## Task instructions
Write out the data again exactly, skipping every picture.

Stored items
--------------------------------

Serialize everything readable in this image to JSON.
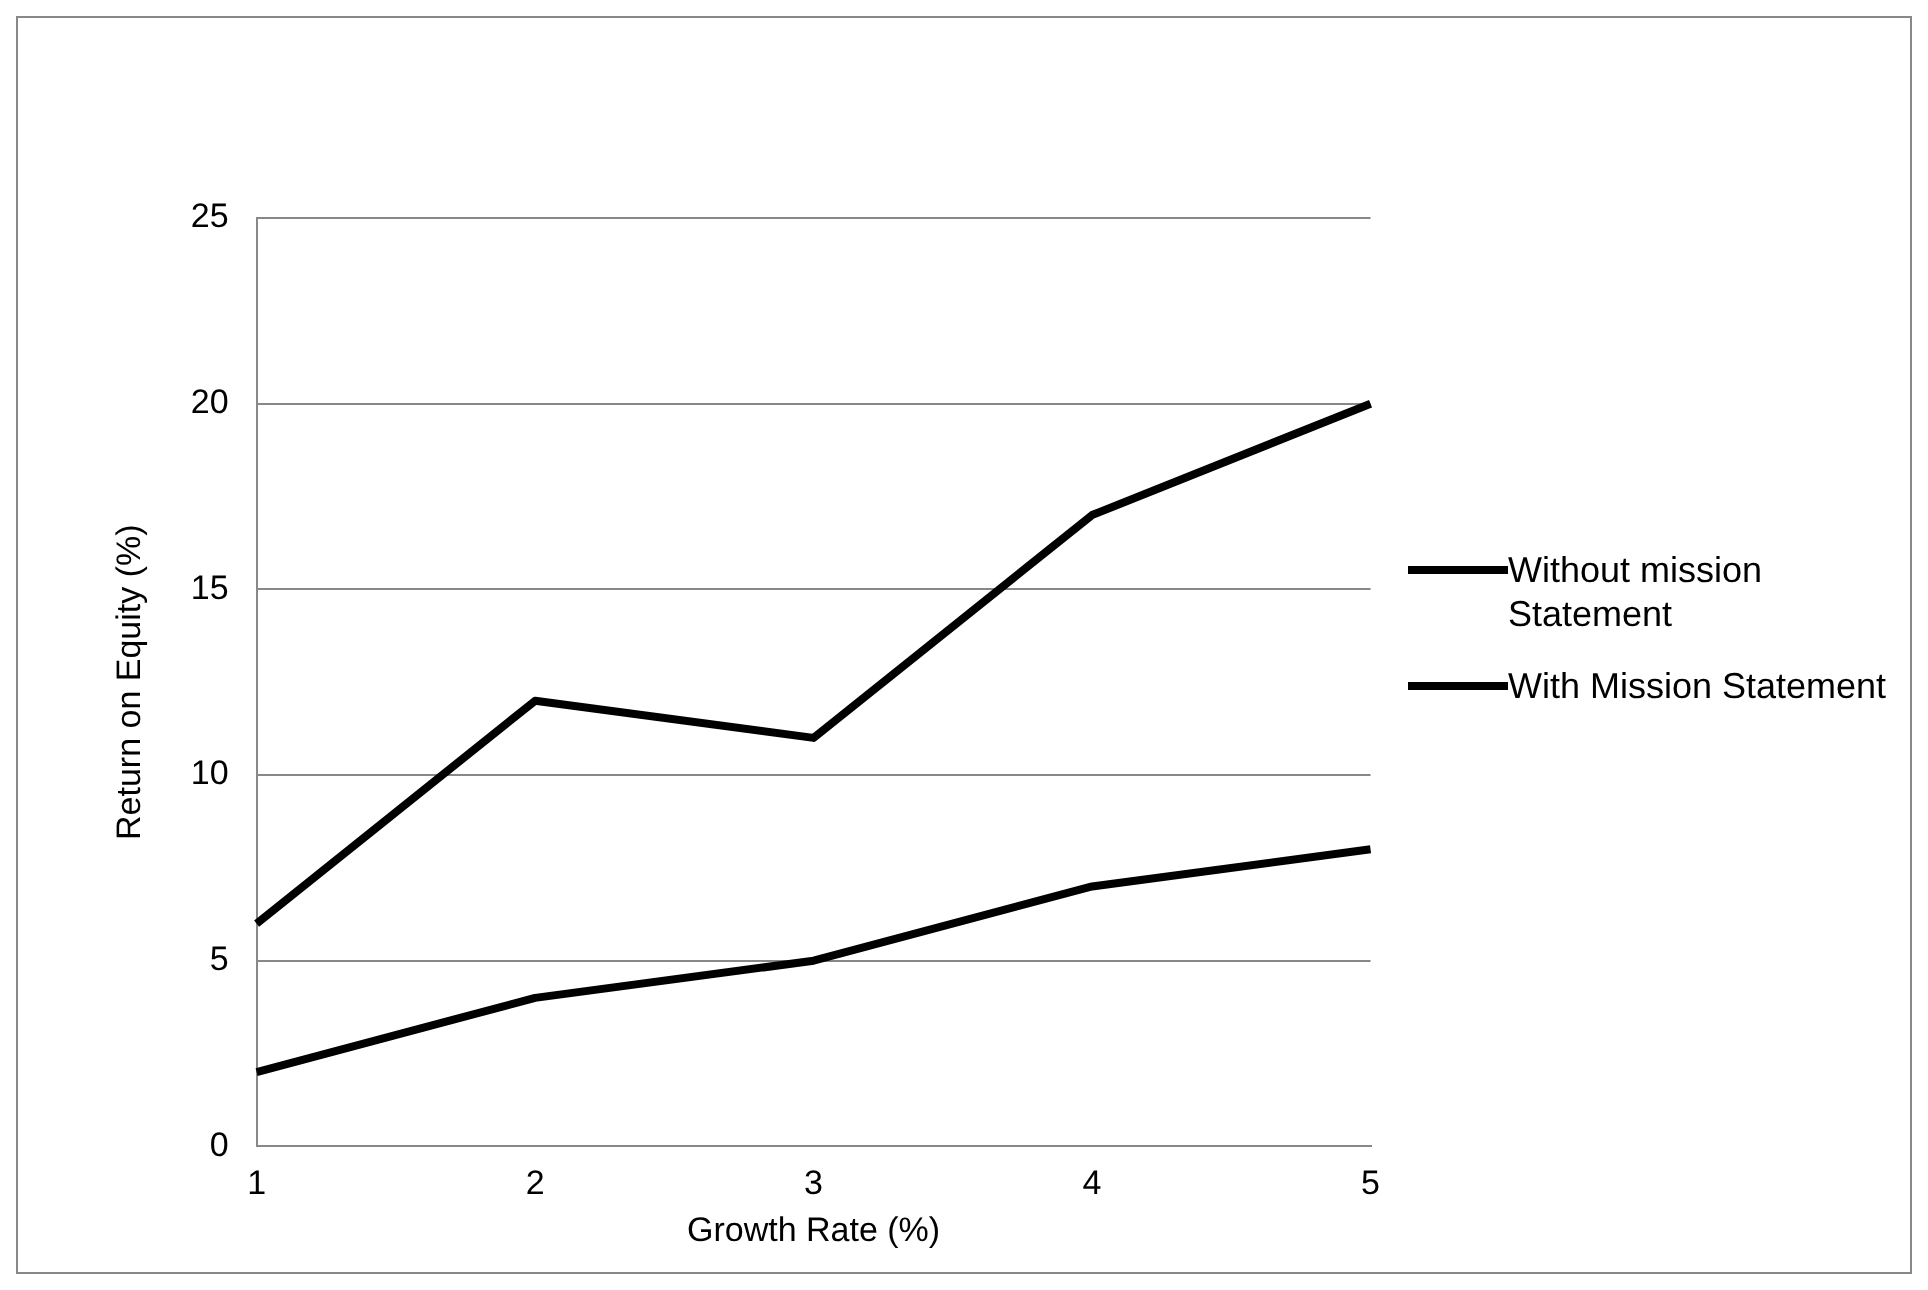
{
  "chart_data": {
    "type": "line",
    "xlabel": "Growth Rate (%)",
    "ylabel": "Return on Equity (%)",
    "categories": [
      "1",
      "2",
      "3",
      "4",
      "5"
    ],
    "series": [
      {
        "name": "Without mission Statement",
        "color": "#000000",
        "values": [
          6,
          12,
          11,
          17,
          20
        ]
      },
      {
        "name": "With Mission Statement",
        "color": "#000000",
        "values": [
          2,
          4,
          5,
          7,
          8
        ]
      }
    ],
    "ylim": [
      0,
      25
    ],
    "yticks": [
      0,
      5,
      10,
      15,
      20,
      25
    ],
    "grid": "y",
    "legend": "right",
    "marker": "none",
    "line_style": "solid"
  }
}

--------------------------------

## Final result
Serialize everything readable in this image to JSON.
{
  "chart_data": {
    "type": "line",
    "xlabel": "Growth Rate (%)",
    "ylabel": "Return on Equity (%)",
    "categories": [
      "1",
      "2",
      "3",
      "4",
      "5"
    ],
    "series": [
      {
        "name": "Without mission Statement",
        "color": "#000000",
        "values": [
          6,
          12,
          11,
          17,
          20
        ]
      },
      {
        "name": "With Mission Statement",
        "color": "#000000",
        "values": [
          2,
          4,
          5,
          7,
          8
        ]
      }
    ],
    "ylim": [
      0,
      25
    ],
    "yticks": [
      0,
      5,
      10,
      15,
      20,
      25
    ],
    "grid": "y",
    "legend": "right",
    "marker": "none",
    "line_style": "solid"
  }
}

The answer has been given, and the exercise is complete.